__SET OF TASKS__
1. Copy the stretch of the blog post from "Friday, January 25th, 2008" through "know I had." word for word.
2. Pick up the blog post about the day that really brought its writer down, starting right after its final sentence.

__READING PASSAGE__
§
Friday, January 25th, 2008 | 32 views

The Day That Really Brought Me Down

I’m sitting here at the office with a terrible case of the sniffles. My nose feels like it’s gonna blow up. My nasal cavities feels like it’s bloated. And I’m running a slight temperature. Ok, it’s not so slight. And I feel woozy.

Damn, I am aledi feeling woozy. Yesterday was a crappy day. I took the day off just to attend an event that might have been the catalyst for a big change in my life. After about 2 hours, the event ended, leaving me drained emotionally. I had a lot of thoughts running in my mind. It made me think about my chosen career path. A weakness I had in my area of expertise was exposed. A weakness I didn’t know I had.
§
__INFORMATION GIVEN__

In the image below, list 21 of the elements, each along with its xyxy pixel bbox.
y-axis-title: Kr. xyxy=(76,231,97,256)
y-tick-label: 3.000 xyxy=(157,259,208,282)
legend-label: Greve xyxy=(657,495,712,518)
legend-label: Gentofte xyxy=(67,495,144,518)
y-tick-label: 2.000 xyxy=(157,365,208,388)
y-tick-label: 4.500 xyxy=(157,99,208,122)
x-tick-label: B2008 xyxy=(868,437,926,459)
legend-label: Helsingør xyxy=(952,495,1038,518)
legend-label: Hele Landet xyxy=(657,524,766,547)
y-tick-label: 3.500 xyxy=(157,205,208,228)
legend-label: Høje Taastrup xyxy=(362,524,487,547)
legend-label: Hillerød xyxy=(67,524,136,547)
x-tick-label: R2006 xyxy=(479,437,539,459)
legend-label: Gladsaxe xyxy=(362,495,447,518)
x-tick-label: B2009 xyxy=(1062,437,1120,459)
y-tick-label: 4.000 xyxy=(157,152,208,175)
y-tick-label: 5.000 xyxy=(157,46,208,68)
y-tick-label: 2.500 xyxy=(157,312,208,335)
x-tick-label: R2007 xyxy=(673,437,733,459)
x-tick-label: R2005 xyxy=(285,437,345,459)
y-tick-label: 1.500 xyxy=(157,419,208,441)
§
__RESPONSES PER TASK__
1.
Friday, January 25th, 2008 | 32 views

The Day That Really Brought Me Down

I’m sitting here at the office with a terrible case of the sniffles. My nose feels like it’s gonna blow up. My nasal cavities feels like it’s bloated. And I’m running a slight temperature. Ok, it’s not so slight. And I feel woozy.

Damn, I am aledi feeling woozy. Yesterday was a crappy day. I took the day off just to attend an event that might have been the catalyst for a big change in my life. After about 2 hours, the event ended, leaving me drained emotionally. I had a lot of thoughts running in my mind. It made me think about my chosen career path. A weakness I had in my area of expertise was exposed. A weakness I didn’t know I had.

2.
I sat down in my car for 15 minutes, fagging away, lost in thoughts. Honestly, this was the first time I had doubted myself on my skills and abilities. I admit, it was my own shortcoming. Well, at least it was a big awakening slap to me. I now know which area of my knowledge should be polished up. Hey, I’m still only 23 (going on 24 this October). It takes a lot to bring my self-confidence down. Those of you who know me can attest to my stubborn attitude. But yesterday, I felt crappy. The manner of what had taken place was the prime factor of my downtrodden feeling.

As soon as I reached home, Mom asked about the details. I explained that I didn’t have a good feeling about what happened. And by the look on her face, I knew she understood me. Now, I don’t have an all lovey-dovey family relationship. I fight with my parents alot, on differing opinions. But yesterday, Mom really listened to me.

Dad came home later in the evening asking me what happened at the “event”. You see, it was his friend who had gave me a recommendation to attend the “event”. That guy also mentioned that he owed my dad a lot of things, and that’s why he helped me with that recommendation. Honestly, the only reason I went to that “event” was so that my dad wouldn’t lose face to his friend due to my rebellious behaviour.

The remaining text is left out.